[Excerpts from a figure dataset]
BEGIN
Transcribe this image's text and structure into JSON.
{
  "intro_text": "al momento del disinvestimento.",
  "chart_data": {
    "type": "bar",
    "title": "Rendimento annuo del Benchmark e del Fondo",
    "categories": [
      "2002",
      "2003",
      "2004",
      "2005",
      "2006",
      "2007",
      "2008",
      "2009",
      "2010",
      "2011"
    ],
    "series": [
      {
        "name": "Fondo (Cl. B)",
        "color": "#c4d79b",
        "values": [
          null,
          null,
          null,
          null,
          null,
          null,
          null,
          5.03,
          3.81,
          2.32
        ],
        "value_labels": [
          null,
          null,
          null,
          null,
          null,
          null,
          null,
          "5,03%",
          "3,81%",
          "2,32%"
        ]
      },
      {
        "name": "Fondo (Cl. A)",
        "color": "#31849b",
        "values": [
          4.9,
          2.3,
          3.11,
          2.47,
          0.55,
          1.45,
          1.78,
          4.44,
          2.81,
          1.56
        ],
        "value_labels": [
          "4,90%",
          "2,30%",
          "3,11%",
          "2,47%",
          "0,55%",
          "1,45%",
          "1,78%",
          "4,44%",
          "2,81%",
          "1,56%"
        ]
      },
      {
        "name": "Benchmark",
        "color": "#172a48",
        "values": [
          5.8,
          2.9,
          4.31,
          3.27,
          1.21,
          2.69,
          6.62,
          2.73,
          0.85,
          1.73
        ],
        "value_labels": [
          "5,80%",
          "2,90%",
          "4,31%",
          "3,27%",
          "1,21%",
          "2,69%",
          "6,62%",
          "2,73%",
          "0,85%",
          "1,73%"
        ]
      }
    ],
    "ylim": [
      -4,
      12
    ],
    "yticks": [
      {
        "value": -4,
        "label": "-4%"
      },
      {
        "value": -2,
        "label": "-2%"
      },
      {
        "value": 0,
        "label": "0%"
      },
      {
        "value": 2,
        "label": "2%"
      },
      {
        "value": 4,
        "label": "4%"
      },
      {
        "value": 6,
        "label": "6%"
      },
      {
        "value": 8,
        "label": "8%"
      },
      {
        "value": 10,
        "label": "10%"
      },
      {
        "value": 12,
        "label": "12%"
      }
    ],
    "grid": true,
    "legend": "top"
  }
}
END
Retype all of the material, keeping each line exact.

→ RESPONSE FOR THIS EXERCISE
Transcribe this image's text and structure into JSON.
{
  "intro_text": "al momento del disinvestimento.",
  "chart_data": {
    "type": "bar",
    "title": "Rendimento annuo del Benchmark e del Fondo",
    "categories": [
      "2002",
      "2003",
      "2004",
      "2005",
      "2006",
      "2007",
      "2008",
      "2009",
      "2010",
      "2011"
    ],
    "series": [
      {
        "name": "Fondo (Cl. B)",
        "color": "#c4d79b",
        "values": [
          null,
          null,
          null,
          null,
          null,
          null,
          null,
          5.03,
          3.81,
          2.32
        ],
        "value_labels": [
          null,
          null,
          null,
          null,
          null,
          null,
          null,
          "5,03%",
          "3,81%",
          "2,32%"
        ]
      },
      {
        "name": "Fondo (Cl. A)",
        "color": "#31849b",
        "values": [
          4.9,
          2.3,
          3.11,
          2.47,
          0.55,
          1.45,
          1.78,
          4.44,
          2.81,
          1.56
        ],
        "value_labels": [
          "4,90%",
          "2,30%",
          "3,11%",
          "2,47%",
          "0,55%",
          "1,45%",
          "1,78%",
          "4,44%",
          "2,81%",
          "1,56%"
        ]
      },
      {
        "name": "Benchmark",
        "color": "#172a48",
        "values": [
          5.8,
          2.9,
          4.31,
          3.27,
          1.21,
          2.69,
          6.62,
          2.73,
          0.85,
          1.73
        ],
        "value_labels": [
          "5,80%",
          "2,90%",
          "4,31%",
          "3,27%",
          "1,21%",
          "2,69%",
          "6,62%",
          "2,73%",
          "0,85%",
          "1,73%"
        ]
      }
    ],
    "ylim": [
      -4,
      12
    ],
    "yticks": [
      {
        "value": -4,
        "label": "-4%"
      },
      {
        "value": -2,
        "label": "-2%"
      },
      {
        "value": 0,
        "label": "0%"
      },
      {
        "value": 2,
        "label": "2%"
      },
      {
        "value": 4,
        "label": "4%"
      },
      {
        "value": 6,
        "label": "6%"
      },
      {
        "value": 8,
        "label": "8%"
      },
      {
        "value": 10,
        "label": "10%"
      },
      {
        "value": 12,
        "label": "12%"
      }
    ],
    "grid": true,
    "legend": "top"
  }
}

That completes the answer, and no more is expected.